Work required: Say how many lines contain the word "Malta". Only the number should be given.

▼

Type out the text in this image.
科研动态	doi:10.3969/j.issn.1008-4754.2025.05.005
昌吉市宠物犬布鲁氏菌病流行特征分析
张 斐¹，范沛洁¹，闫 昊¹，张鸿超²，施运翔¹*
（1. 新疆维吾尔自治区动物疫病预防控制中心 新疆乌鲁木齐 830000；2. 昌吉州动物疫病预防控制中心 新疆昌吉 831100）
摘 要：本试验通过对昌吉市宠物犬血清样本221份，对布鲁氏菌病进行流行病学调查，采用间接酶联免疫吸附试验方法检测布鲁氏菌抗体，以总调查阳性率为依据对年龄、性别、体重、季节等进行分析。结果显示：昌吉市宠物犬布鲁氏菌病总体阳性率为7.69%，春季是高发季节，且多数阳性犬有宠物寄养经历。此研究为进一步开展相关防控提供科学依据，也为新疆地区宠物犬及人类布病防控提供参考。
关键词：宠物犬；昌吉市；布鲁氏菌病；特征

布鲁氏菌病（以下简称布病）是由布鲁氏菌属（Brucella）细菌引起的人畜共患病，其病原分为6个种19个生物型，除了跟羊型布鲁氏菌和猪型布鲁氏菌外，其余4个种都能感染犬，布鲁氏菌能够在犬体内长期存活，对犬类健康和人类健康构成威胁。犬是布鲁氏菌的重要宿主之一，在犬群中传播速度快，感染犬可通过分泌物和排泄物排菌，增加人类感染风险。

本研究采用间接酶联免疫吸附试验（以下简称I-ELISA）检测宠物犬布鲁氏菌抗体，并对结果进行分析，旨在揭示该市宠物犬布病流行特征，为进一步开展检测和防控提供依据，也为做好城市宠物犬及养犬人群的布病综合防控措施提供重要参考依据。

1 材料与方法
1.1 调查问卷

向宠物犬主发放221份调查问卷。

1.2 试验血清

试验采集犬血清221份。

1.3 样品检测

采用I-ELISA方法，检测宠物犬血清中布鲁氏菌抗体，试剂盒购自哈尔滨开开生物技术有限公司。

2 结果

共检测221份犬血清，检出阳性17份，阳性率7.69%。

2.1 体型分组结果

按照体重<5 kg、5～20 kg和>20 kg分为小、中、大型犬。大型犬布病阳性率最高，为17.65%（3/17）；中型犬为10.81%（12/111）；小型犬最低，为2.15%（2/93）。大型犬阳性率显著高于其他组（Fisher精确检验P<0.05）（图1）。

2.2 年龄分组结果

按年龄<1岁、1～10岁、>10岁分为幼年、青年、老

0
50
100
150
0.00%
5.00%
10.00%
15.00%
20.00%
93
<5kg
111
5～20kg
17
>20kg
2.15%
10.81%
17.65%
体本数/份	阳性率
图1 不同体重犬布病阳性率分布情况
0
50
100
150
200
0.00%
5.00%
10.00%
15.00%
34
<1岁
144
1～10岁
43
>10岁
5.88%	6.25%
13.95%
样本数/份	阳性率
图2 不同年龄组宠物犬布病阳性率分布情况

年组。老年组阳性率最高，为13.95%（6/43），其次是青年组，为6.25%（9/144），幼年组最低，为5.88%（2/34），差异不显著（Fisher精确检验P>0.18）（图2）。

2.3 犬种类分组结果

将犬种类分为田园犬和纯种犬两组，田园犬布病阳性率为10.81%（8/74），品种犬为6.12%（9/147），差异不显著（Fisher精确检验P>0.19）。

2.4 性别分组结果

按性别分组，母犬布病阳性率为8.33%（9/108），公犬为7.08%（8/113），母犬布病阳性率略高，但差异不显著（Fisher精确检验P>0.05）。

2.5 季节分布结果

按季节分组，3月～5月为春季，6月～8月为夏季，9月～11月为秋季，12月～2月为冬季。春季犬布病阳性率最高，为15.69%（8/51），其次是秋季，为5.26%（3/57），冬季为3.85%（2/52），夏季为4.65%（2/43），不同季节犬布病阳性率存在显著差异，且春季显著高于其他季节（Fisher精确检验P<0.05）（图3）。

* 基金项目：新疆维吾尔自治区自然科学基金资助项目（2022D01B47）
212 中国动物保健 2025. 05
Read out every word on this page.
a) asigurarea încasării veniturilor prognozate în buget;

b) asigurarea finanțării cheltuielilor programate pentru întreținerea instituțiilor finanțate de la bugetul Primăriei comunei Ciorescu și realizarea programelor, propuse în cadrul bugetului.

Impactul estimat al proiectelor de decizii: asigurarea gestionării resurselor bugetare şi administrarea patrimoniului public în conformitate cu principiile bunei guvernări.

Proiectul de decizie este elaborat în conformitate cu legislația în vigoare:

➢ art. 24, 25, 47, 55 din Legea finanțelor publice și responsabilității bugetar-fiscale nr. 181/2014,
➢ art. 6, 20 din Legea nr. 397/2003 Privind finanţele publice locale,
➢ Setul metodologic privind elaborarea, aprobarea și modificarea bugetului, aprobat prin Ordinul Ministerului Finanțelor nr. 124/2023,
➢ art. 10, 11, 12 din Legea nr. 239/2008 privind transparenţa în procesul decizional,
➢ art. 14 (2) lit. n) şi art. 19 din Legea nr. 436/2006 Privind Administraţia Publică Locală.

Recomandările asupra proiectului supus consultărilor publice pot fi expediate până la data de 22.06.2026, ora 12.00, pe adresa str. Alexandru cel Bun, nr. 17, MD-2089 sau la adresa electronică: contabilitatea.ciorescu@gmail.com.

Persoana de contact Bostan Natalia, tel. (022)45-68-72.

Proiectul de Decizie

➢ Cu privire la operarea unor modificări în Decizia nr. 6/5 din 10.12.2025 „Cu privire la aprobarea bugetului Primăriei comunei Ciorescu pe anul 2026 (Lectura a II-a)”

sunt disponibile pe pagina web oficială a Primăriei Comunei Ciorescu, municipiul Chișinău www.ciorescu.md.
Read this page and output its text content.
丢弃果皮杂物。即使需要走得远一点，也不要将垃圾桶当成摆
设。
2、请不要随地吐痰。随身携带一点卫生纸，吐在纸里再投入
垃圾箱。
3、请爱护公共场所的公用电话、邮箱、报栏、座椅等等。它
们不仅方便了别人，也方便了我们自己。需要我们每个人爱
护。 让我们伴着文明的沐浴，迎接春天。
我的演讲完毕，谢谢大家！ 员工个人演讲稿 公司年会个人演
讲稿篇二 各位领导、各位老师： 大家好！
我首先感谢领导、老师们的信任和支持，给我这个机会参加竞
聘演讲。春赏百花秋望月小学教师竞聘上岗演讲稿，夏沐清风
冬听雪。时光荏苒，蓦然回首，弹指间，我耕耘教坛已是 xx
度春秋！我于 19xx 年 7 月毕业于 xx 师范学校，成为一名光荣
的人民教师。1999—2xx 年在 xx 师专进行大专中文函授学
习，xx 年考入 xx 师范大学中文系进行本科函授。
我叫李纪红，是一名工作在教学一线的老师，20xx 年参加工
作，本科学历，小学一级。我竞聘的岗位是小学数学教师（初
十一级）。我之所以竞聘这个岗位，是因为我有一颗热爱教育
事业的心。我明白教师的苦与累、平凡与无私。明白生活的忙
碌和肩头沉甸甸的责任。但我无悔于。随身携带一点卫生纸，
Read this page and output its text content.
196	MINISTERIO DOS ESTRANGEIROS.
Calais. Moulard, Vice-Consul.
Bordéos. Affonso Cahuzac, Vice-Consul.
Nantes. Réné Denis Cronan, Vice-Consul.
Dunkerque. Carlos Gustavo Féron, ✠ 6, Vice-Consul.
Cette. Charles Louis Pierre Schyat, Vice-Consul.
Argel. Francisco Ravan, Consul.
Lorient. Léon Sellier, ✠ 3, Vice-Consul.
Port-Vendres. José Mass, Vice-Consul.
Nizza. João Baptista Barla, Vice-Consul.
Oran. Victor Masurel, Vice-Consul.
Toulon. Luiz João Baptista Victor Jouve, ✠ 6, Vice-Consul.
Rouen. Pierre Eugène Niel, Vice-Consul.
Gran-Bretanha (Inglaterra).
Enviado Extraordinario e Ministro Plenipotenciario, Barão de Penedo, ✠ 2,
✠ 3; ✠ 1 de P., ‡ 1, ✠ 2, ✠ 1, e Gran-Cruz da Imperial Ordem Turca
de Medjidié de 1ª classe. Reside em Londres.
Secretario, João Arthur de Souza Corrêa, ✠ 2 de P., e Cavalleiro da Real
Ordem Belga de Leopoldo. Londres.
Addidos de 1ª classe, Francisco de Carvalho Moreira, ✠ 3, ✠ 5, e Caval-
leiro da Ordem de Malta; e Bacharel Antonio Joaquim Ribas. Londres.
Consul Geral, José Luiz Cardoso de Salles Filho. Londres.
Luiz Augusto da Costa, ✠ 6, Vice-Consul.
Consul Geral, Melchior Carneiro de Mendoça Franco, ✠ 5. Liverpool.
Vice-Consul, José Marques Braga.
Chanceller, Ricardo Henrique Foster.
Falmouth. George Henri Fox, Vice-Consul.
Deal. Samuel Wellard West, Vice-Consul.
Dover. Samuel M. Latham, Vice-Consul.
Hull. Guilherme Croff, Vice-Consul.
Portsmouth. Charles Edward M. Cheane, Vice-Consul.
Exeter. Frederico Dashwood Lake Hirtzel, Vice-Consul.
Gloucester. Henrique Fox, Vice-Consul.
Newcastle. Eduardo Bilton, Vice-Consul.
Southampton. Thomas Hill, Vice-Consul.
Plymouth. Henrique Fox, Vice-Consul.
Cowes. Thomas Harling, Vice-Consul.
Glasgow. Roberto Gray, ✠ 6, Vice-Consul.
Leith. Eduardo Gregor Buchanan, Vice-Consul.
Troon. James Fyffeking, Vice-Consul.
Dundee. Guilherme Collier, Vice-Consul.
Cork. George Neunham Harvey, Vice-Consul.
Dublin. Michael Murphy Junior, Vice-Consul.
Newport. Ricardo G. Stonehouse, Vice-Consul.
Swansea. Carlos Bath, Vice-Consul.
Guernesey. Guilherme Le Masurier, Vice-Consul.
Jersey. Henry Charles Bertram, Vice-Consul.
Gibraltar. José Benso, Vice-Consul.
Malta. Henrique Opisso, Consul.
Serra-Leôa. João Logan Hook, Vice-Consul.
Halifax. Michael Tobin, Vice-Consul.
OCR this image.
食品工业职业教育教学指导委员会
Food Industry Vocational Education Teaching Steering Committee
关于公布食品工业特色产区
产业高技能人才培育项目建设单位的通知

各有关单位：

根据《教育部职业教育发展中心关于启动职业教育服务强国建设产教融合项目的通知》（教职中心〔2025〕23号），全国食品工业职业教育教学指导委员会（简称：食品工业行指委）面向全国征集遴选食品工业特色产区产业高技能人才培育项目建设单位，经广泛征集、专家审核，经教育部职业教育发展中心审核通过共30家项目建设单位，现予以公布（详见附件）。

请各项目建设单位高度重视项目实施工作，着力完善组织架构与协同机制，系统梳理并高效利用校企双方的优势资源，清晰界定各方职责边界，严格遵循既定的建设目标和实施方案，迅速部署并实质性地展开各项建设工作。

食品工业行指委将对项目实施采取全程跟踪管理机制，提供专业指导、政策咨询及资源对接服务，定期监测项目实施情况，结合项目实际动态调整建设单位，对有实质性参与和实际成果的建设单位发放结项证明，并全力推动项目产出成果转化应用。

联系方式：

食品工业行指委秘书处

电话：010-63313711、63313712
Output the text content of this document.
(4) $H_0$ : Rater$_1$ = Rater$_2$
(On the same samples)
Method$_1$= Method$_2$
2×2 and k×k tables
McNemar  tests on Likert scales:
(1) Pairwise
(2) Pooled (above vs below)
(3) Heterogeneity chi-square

▲

Correct response: 2